A Brief History Of McLaren

Bruce McLaren started to drift away from Cooper in the mid-Sixties, partly because he was being excluded from the design of
the cars, partly because the team was no longer as competitive as it had been, and partly because it wouldn't run the cars he
wanted to run in the series he wanted to compete in. He ran his own Cooper specials (see the Cooper page for more
information) in the Tasman series with his own team, and got involved in Group 7 sports car racing with the ``Jolly Green
Giant'', or ``Cooper-Oldsmobile'', a much-rebuilt version of the ex-Roger Penske ``Zerex Special'', which started life as a
Cooper F1 chassis. 

The first ``true'' McLaren was the M1, also known as the McLaren-Elva-Oldsmobile Mark 1 when it was productionised by
Trojan. This was the first in a long line of dominant Can-Am cars, though wasn't initially too successful due to excessive lift from
its bodywork. 

The first McLaren single-seater was a tyre-test car for Firestone, using a simple and immensely stiff Mallite monocoque (Mallite
is an aerospace material composed of plywood and aluminium sheet). A similar car entered F1 in 1966 with a short-stroke 3l
version of the 4.2 Indy Ford V8 engine; it was unsuccessful and only the replacement of this with the equally gutless but
considerably smaller Serenissima V8 brought Bruce his first point as a constructor. In the meantime, Bruce was involved with
the Ford GT programme, and also built the remarkable ``whoosh-bonk'' M3 single seater (so called because ``whoosh'', you
take the suspension from the sports car, ``bonk'', you knock together a spaceframe chassis around it, and you've got a car!)

Task requirements.
[1] According to the McLaren history, which company productionised the M1?
[2] Pick up the McLaren history after its final sentence and carry it on.

Annotated element listings.

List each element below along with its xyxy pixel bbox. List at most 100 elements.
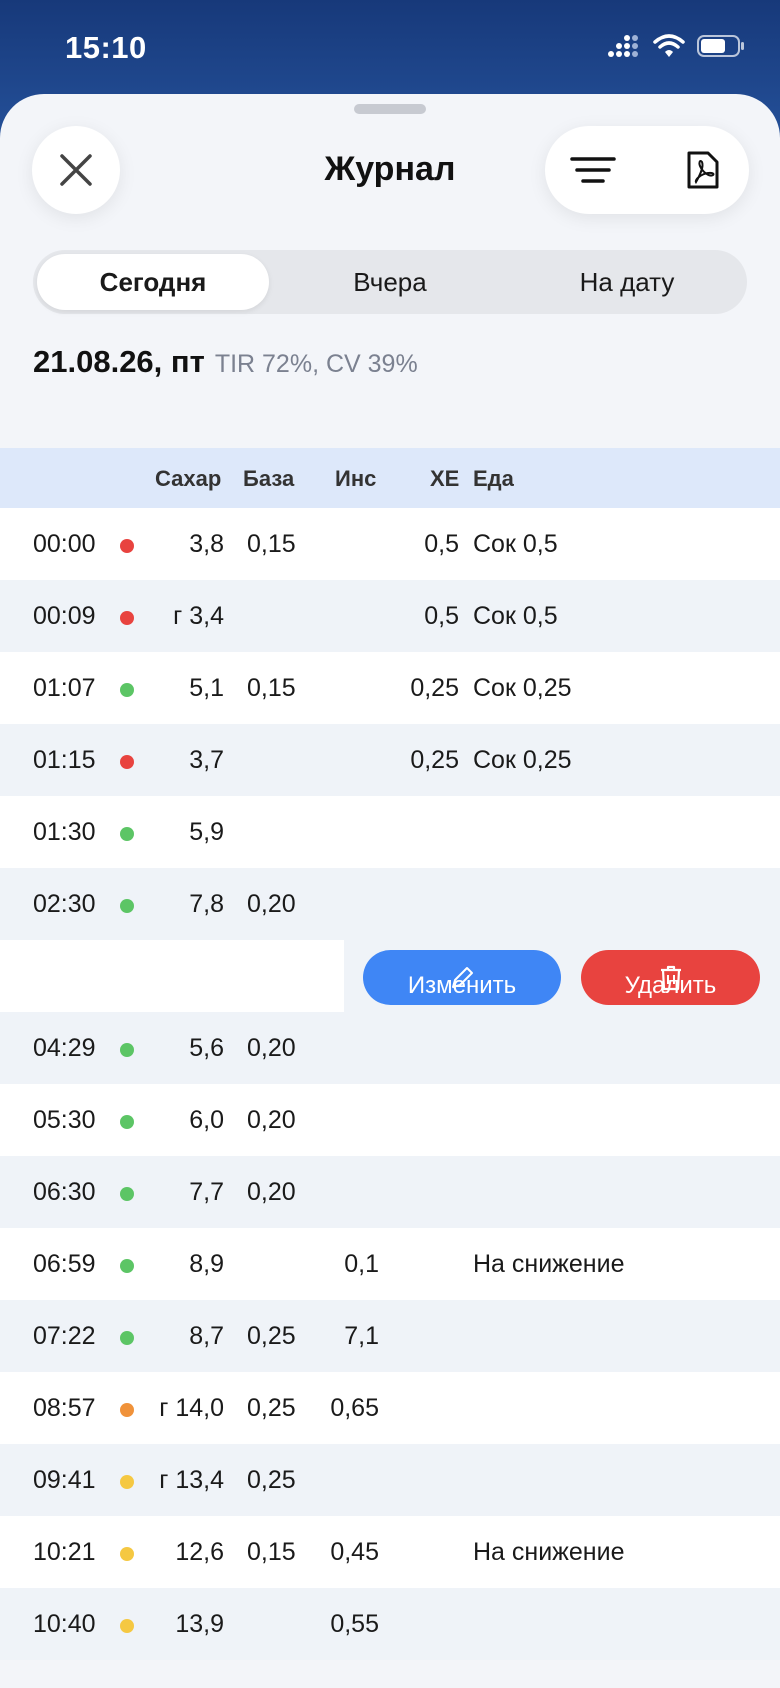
sugar-status-dot	[120, 1619, 134, 1633]
swiped-row-content	[0, 940, 344, 1012]
row-basal: 0,15	[247, 530, 296, 558]
row-ins: 0,1	[344, 1250, 379, 1278]
day-header: 21.08.26, пт TIR 72%, CV 39%	[33, 344, 418, 380]
wifi-icon	[653, 34, 685, 57]
table-row[interactable]: 07:22 8,7 0,25 7,1	[0, 1300, 780, 1372]
delete-button[interactable]: Удалить	[581, 950, 760, 1005]
row-food: На снижение	[473, 1250, 625, 1278]
row-xe: 0,25	[410, 674, 459, 702]
table-row[interactable]: 00:09 г 3,4 0,5 Сок 0,5	[0, 580, 780, 652]
day-date: 21.08.26, пт	[33, 344, 205, 379]
sugar-status-dot	[120, 1187, 134, 1201]
row-time: 09:41	[33, 1466, 96, 1494]
journal-table: 00:00 3,8 0,15 0,5 Сок 0,5 00:09 г 3,4 0,5 Сок 0…	[0, 508, 780, 1660]
row-basal: 0,25	[247, 1394, 296, 1422]
table-row[interactable]: 10:21 12,6 0,15 0,45 На снижение	[0, 1516, 780, 1588]
row-food: Сок 0,5	[473, 530, 558, 558]
pdf-icon	[687, 151, 719, 189]
row-basal: 0,25	[247, 1322, 296, 1350]
sugar-status-dot	[120, 1331, 134, 1345]
table-row[interactable]: 06:30 7,7 0,20	[0, 1156, 780, 1228]
table-row[interactable]: 01:30 5,9	[0, 796, 780, 868]
row-time: 05:30	[33, 1106, 96, 1134]
row-sugar: г 3,4	[173, 602, 224, 630]
edit-label: Изменить	[407, 972, 517, 999]
day-stats: TIR 72%, CV 39%	[214, 350, 418, 378]
sugar-status-dot	[120, 1043, 134, 1057]
sugar-status-dot	[120, 611, 134, 625]
sugar-status-dot	[120, 1115, 134, 1129]
row-time: 07:22	[33, 1322, 96, 1350]
row-sugar: 7,7	[189, 1178, 224, 1206]
sugar-status-dot	[120, 755, 134, 769]
row-sugar: 8,7	[189, 1322, 224, 1350]
filter-button[interactable]	[569, 148, 617, 192]
table-row[interactable]: 00:00 3,8 0,15 0,5 Сок 0,5	[0, 508, 780, 580]
row-food: На снижение	[473, 1538, 625, 1566]
sugar-status-dot	[120, 1547, 134, 1561]
table-row[interactable]: 09:41 г 13,4 0,25	[0, 1444, 780, 1516]
table-header: Сахар База Инс ХЕ Еда	[0, 448, 780, 508]
export-pdf-button[interactable]	[681, 148, 725, 192]
table-row[interactable]: 05:30 6,0 0,20	[0, 1084, 780, 1156]
table-row[interactable]: 08:57 г 14,0 0,25 0,65	[0, 1372, 780, 1444]
row-sugar: 6,0	[189, 1106, 224, 1134]
row-sugar: 3,8	[189, 530, 224, 558]
tab-yesterday[interactable]: Вчера	[274, 254, 506, 310]
date-segmented-control: Сегодня Вчера На дату	[33, 250, 747, 314]
tab-today[interactable]: Сегодня	[37, 254, 269, 310]
row-time: 06:30	[33, 1178, 96, 1206]
journal-sheet: Журнал Сегодня Вчера На дату 21.08.26, п…	[0, 94, 780, 1688]
row-sugar: 13,9	[175, 1610, 224, 1638]
row-sugar: 8,9	[189, 1250, 224, 1278]
sheet-grabber[interactable]	[354, 104, 426, 114]
table-row[interactable]: 02:30 7,8 0,20	[0, 868, 780, 940]
filter-icon	[570, 157, 616, 183]
status-time: 15:10	[65, 30, 147, 65]
row-sugar: г 13,4	[159, 1466, 224, 1494]
row-time: 08:57	[33, 1394, 96, 1422]
column-ins: Инс	[335, 466, 377, 491]
edit-button[interactable]: Изменить	[363, 950, 561, 1005]
row-sugar: 12,6	[175, 1538, 224, 1566]
sugar-status-dot	[120, 683, 134, 697]
row-xe: 0,25	[410, 746, 459, 774]
table-row[interactable]: 01:15 3,7 0,25 Сок 0,25	[0, 724, 780, 796]
tab-on-date[interactable]: На дату	[511, 254, 743, 310]
header-actions	[545, 126, 749, 214]
table-row-swiped: Изменить Удалить	[0, 940, 780, 1012]
row-basal: 0,20	[247, 890, 296, 918]
row-xe: 0,5	[424, 602, 459, 630]
signal-icon	[608, 35, 638, 57]
row-sugar: 7,8	[189, 890, 224, 918]
row-ins: 0,45	[330, 1538, 379, 1566]
row-ins: 0,55	[330, 1610, 379, 1638]
sugar-status-dot	[120, 1403, 134, 1417]
row-time: 06:59	[33, 1250, 96, 1278]
table-row[interactable]: 06:59 8,9 0,1 На снижение	[0, 1228, 780, 1300]
battery-icon	[697, 35, 744, 57]
row-food: Сок 0,5	[473, 602, 558, 630]
row-sugar: 5,1	[189, 674, 224, 702]
row-sugar: 5,6	[189, 1034, 224, 1062]
table-row[interactable]: 10:40 13,9 0,55	[0, 1588, 780, 1660]
sugar-status-dot	[120, 899, 134, 913]
table-row[interactable]: 04:29 5,6 0,20	[0, 1012, 780, 1084]
delete-label: Удалить	[624, 972, 717, 999]
sugar-status-dot	[120, 539, 134, 553]
row-time: 00:00	[33, 530, 96, 558]
row-time: 10:21	[33, 1538, 96, 1566]
column-sugar: Сахар	[155, 466, 222, 491]
table-row[interactable]: 01:07 5,1 0,15 0,25 Сок 0,25	[0, 652, 780, 724]
sugar-status-dot	[120, 1259, 134, 1273]
row-time: 01:07	[33, 674, 96, 702]
row-basal: 0,20	[247, 1034, 296, 1062]
row-basal: 0,15	[247, 674, 296, 702]
row-time: 10:40	[33, 1610, 96, 1638]
column-basal: База	[243, 466, 295, 491]
status-icons	[607, 34, 745, 58]
row-basal: 0,20	[247, 1106, 296, 1134]
row-time: 01:15	[33, 746, 96, 774]
row-time: 02:30	[33, 890, 96, 918]
row-basal: 0,25	[247, 1466, 296, 1494]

Results in order.
[1] Trojan.

[2]
which was used for hillclimbing and Formula Libre and as a camera car for the film Grand Prix. 

An interim F2-based BRM-powered car (the M4) and one-off BRM V12 (M5) kept the team in F1 before they gained access
to the DFV. With the M7 the team made leaps and bounds and became a force to be reckoned with in the F1 community.
However, they were far more successful in Can-Am, to the extent that it became known as the Bruce and Denny Show
because of the dominance of McLaren and Hulme. McLaren were also a successful manufacturer of F5000 cars. 

1970 was a difficult year for McLaren -- Bruce was killed testing the prototype Can-Am and Denny was badly burned in a
testing accident in the team's first Indycar. They survived, under Teddy Mayer, and by 1971 under designers Gordon Coppuck
(Indycar M16) and Ralph Bellamy (F1 M19) had successful cars in both formulae. 

The team acquired Yardley sponsorship in '72, and with the arrival of the successful M23 in '73 became a leading F1
competitor again. For '74 they attracted 1972 World Champion Emerson Fittipaldi and acquired sponsorship from Texaco and
Marlboro -- the team ran two Texaco-Marlboro cars and one Yardley car that season, for legal reasons; the Marlboro link still
survives 20 years later. Championships for Fittipaldi in '74 and Hunt in '76 demonstrated the competitiveness of the M23.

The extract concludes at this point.